Stated problem
Give every line from the entries that contains "related".

Source records
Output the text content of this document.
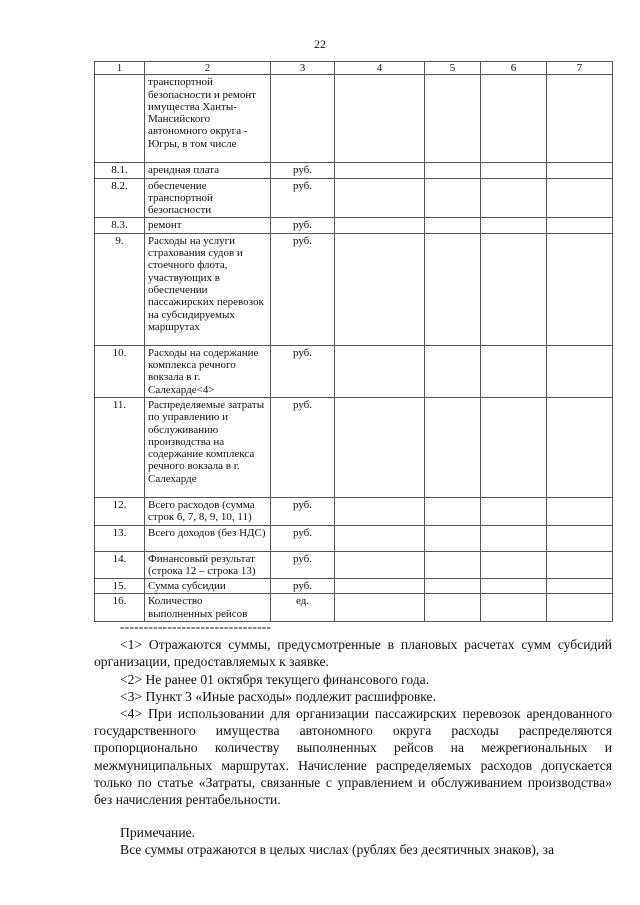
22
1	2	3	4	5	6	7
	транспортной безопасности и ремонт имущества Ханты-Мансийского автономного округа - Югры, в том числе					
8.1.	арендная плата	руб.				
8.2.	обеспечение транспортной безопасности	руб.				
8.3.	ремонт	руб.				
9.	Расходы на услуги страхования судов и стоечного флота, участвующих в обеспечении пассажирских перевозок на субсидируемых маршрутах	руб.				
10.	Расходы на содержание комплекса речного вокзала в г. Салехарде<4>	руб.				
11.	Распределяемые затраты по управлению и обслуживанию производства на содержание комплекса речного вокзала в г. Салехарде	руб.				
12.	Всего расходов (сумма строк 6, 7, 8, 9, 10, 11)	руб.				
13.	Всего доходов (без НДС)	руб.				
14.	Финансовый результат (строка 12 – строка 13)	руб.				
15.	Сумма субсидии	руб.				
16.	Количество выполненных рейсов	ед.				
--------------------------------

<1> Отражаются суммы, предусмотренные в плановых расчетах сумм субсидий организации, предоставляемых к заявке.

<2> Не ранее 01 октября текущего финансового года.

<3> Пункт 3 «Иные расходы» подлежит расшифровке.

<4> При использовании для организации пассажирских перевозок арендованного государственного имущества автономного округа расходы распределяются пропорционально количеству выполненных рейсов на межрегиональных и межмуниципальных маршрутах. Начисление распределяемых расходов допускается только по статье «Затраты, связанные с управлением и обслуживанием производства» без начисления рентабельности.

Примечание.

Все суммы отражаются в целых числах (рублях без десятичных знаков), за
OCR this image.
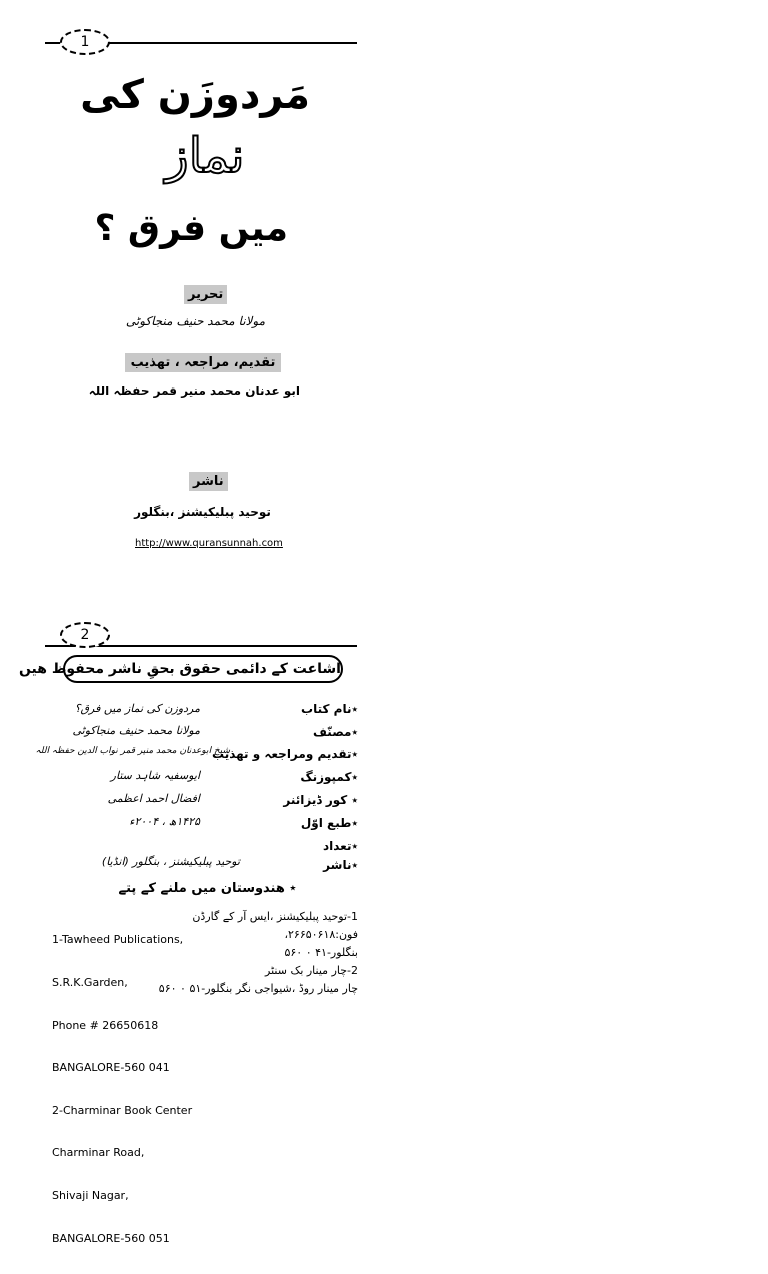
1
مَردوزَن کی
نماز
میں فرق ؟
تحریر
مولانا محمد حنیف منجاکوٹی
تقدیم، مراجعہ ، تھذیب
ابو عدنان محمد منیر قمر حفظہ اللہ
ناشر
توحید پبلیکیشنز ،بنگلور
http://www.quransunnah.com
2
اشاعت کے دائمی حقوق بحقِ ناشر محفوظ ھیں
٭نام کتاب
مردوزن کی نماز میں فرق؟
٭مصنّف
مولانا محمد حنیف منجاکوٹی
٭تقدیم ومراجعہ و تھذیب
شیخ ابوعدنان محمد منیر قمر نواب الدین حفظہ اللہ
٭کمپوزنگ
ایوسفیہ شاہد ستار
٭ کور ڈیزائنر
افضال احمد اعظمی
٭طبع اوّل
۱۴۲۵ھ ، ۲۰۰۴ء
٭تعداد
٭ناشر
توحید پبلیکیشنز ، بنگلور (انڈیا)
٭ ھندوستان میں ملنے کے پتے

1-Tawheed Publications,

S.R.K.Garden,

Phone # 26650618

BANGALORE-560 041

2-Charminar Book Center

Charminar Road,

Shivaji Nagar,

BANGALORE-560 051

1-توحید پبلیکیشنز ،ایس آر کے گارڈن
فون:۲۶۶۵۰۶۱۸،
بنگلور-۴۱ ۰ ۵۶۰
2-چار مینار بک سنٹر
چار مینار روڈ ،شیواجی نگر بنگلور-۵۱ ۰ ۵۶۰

* * *

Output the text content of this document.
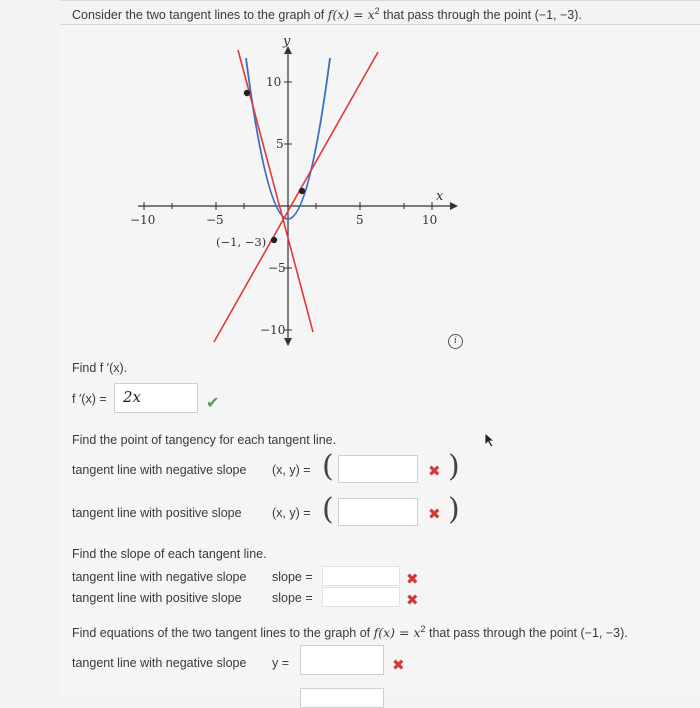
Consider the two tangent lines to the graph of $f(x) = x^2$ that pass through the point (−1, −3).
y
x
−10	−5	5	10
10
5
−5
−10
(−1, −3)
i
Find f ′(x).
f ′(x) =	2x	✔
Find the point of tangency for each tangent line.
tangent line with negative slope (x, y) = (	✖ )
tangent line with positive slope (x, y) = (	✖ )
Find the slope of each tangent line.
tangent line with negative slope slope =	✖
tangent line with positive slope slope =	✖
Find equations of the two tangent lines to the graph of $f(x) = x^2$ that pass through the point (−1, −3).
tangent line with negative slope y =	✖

==

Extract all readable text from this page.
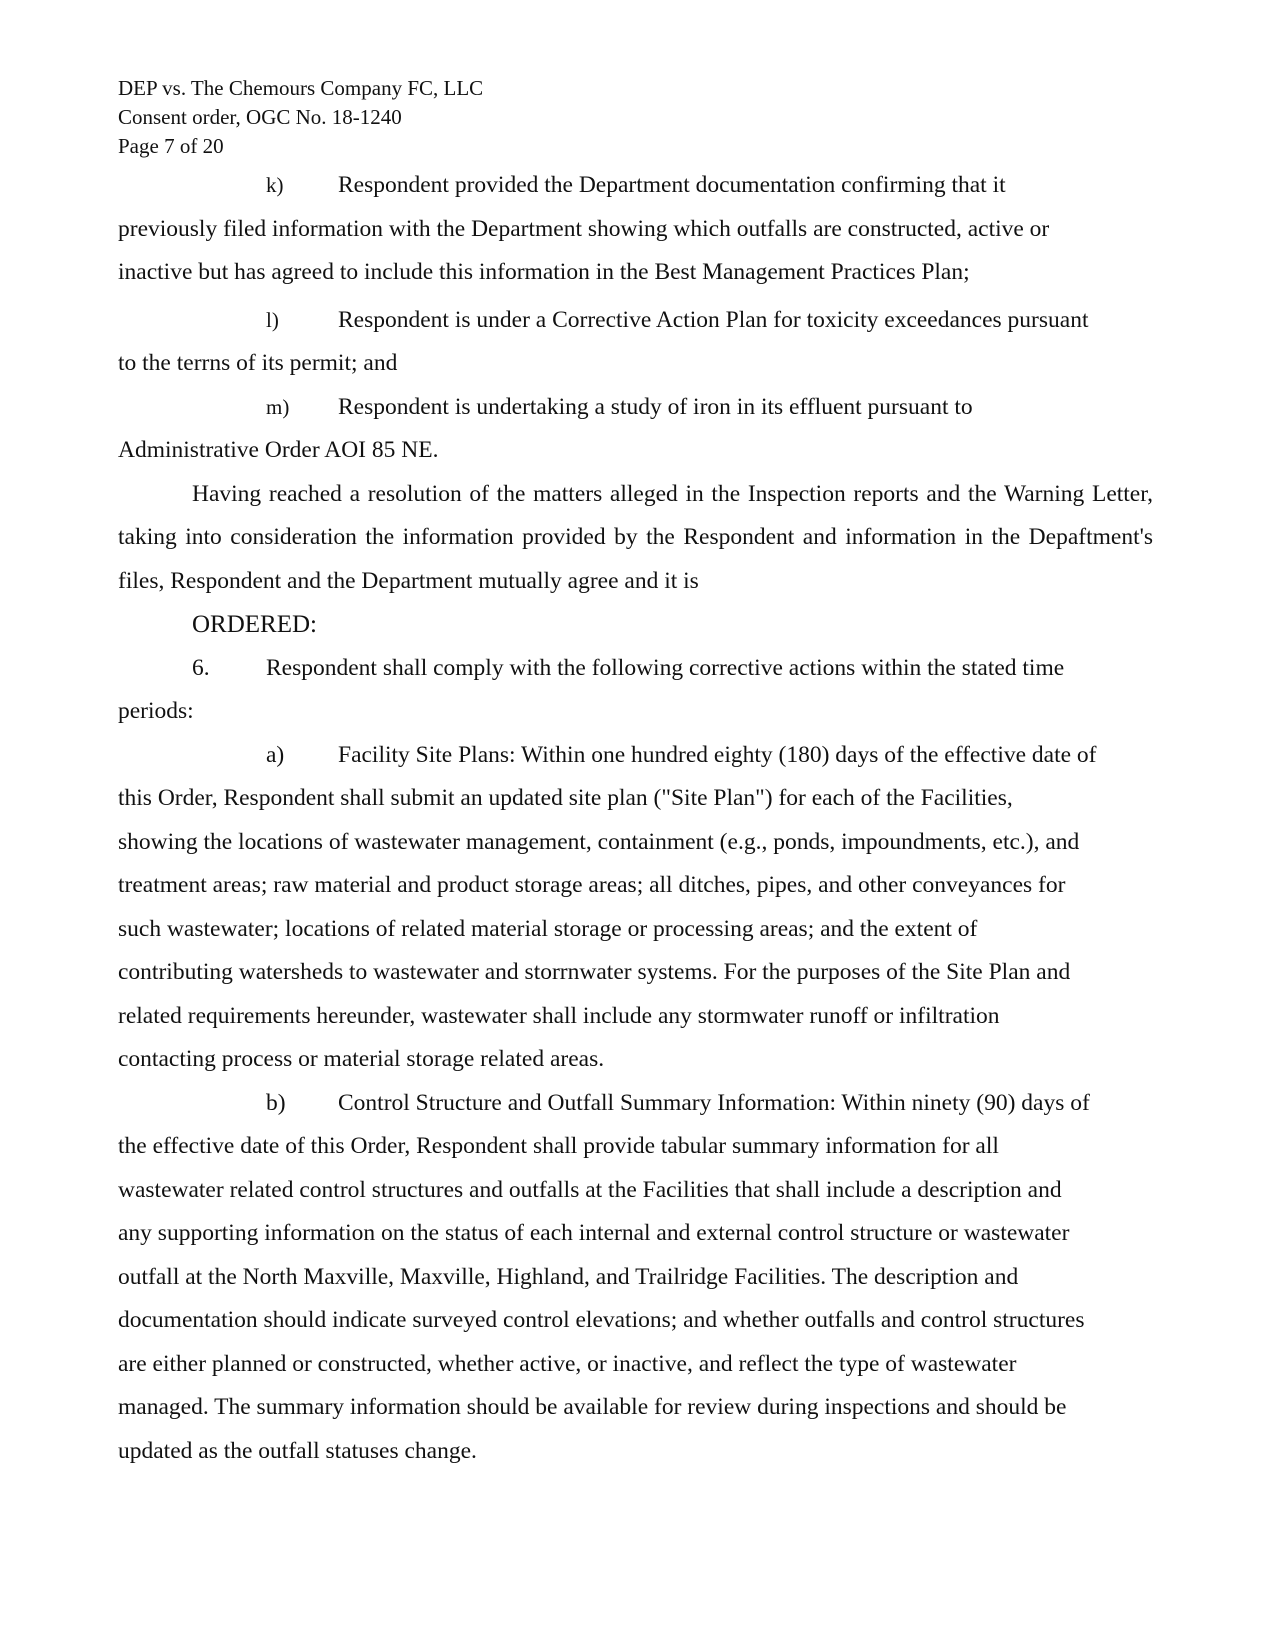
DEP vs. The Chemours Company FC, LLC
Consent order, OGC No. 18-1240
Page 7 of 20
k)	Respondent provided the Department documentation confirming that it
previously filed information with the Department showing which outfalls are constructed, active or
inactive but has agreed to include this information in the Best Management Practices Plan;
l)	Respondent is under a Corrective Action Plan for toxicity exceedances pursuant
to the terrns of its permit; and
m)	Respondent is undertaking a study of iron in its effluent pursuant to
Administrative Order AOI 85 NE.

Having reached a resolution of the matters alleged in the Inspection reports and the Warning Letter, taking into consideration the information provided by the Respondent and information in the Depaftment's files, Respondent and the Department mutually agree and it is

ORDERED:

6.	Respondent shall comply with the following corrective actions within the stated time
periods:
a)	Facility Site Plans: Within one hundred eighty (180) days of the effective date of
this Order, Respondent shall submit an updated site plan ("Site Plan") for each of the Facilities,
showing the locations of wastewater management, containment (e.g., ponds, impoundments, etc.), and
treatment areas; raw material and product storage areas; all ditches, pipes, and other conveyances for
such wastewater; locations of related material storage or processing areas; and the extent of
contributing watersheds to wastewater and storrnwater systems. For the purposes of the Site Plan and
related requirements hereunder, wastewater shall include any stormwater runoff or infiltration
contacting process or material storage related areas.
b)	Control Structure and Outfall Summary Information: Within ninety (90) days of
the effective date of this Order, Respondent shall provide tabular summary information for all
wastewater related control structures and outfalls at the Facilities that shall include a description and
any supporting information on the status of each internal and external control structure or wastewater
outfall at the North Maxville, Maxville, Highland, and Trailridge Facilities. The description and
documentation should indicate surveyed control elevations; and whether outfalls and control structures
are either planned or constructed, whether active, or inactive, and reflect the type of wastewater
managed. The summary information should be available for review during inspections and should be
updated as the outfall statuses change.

Task answer
such wastewater; locations of related material storage or processing areas; and the extent of
related requirements hereunder, wastewater shall include any stormwater runoff or infiltration
contacting process or material storage related areas.
wastewater related control structures and outfalls at the Facilities that shall include a description and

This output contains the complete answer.